**RECORDS SUPPLIED:**
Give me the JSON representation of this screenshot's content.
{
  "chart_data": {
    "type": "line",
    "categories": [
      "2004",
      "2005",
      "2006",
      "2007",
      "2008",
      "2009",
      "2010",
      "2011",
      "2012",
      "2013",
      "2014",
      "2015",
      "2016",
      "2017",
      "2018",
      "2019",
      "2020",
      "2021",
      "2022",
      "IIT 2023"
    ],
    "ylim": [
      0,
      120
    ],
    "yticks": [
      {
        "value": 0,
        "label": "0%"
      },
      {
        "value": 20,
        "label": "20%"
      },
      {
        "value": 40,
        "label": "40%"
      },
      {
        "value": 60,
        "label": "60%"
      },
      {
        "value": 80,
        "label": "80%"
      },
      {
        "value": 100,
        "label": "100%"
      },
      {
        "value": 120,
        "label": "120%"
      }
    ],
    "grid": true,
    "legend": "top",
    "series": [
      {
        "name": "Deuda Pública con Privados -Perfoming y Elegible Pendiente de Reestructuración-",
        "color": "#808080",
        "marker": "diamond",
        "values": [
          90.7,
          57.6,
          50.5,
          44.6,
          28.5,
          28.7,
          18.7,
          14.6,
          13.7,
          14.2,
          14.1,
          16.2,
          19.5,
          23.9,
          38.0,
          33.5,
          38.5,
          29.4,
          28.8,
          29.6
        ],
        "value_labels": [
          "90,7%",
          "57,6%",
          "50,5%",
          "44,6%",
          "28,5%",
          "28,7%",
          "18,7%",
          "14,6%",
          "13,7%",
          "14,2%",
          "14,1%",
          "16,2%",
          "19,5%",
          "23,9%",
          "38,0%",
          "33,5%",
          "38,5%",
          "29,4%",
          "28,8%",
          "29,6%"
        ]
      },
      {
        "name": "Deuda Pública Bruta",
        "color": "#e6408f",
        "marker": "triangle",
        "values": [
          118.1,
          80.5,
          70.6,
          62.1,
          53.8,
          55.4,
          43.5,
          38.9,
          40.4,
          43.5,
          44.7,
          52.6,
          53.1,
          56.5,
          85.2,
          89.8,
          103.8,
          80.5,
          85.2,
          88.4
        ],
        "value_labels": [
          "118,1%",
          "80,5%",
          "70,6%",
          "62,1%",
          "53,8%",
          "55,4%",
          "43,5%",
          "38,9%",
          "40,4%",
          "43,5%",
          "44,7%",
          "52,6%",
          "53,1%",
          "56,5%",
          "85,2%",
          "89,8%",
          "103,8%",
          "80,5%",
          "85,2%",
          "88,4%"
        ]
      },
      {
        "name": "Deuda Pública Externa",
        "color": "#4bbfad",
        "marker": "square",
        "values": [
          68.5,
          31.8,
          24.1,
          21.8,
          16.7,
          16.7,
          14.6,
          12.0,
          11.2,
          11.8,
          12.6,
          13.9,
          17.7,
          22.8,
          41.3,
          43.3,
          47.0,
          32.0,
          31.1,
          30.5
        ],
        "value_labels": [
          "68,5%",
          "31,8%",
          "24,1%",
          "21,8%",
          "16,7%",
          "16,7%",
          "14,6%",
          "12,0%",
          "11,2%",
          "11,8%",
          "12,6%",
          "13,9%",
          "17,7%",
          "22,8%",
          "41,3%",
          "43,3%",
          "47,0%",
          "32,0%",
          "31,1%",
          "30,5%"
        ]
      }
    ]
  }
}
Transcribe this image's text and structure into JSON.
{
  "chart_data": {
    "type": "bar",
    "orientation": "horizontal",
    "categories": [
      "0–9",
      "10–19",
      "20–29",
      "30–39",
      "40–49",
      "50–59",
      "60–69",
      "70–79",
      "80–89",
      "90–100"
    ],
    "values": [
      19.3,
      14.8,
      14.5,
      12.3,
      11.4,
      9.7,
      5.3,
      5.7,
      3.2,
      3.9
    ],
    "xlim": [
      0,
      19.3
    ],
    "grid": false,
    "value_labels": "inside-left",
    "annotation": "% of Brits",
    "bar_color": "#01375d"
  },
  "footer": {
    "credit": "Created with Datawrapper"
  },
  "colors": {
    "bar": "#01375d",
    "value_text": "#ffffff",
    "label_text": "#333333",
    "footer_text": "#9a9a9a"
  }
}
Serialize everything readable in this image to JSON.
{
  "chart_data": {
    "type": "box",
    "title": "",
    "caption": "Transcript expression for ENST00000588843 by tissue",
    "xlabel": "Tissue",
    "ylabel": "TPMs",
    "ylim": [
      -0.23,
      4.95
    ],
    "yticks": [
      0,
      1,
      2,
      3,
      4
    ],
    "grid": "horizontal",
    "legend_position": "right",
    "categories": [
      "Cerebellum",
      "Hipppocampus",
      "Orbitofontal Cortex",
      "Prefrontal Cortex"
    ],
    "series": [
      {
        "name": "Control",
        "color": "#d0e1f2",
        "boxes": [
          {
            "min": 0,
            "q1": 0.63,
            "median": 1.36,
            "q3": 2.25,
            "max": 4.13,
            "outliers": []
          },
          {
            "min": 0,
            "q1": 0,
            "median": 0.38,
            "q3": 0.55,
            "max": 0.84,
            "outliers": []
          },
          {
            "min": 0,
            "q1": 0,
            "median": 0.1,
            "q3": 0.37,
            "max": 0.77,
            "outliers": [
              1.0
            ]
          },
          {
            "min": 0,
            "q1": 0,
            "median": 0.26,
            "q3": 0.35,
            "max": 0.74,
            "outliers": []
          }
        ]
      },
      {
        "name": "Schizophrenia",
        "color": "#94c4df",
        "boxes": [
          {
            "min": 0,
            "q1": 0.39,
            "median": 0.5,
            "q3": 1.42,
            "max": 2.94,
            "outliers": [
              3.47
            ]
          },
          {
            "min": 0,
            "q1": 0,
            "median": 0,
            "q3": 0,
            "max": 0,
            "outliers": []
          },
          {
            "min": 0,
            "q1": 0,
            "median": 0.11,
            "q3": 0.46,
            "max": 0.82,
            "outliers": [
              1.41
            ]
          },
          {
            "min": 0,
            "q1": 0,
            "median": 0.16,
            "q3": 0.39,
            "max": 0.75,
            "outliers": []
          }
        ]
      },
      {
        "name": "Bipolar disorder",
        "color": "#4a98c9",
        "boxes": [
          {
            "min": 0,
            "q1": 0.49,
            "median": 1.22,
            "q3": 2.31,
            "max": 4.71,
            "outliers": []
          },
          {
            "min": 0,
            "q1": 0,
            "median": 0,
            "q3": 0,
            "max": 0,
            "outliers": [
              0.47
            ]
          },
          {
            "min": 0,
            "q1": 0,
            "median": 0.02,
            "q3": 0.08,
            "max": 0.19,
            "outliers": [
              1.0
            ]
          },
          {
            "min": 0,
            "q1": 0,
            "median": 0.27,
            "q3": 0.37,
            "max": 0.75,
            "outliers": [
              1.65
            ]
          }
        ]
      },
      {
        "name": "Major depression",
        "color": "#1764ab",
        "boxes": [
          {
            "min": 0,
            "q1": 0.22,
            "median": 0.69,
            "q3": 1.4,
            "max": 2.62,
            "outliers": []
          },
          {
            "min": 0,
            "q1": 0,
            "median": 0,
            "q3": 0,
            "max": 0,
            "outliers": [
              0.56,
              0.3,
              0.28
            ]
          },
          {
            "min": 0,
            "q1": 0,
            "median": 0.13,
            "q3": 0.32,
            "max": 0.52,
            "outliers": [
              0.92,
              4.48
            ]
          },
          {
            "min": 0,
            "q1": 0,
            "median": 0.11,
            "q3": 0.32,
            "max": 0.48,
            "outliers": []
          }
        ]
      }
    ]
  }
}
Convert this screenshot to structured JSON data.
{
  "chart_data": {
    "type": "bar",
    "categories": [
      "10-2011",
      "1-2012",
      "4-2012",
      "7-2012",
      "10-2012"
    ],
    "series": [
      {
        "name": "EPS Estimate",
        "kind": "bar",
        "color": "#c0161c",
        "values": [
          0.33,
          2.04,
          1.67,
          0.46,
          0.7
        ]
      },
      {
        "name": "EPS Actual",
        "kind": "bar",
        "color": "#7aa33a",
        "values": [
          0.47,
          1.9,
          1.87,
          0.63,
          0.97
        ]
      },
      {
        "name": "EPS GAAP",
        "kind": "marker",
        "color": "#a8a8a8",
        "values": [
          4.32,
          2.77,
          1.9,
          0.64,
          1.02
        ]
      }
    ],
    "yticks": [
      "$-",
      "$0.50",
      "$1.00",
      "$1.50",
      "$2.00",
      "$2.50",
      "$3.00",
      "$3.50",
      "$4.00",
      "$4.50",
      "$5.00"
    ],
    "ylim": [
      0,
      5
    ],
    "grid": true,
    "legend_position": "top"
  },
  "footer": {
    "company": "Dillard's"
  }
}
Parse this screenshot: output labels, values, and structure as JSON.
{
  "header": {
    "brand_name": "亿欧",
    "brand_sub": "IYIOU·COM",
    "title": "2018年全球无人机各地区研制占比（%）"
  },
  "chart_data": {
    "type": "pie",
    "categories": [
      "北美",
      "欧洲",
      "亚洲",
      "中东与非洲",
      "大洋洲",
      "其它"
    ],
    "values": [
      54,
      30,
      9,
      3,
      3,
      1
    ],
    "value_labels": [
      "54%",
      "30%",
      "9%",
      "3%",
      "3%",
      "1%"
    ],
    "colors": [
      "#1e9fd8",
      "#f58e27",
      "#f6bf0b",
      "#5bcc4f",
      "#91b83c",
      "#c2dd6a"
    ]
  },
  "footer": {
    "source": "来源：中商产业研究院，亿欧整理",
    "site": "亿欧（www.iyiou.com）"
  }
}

**WHAT TO PRODUCE:** Find how many of the lines above have the word "type" in them. State only that number.

**SOLUTION TO THIS EXERCISE:** 5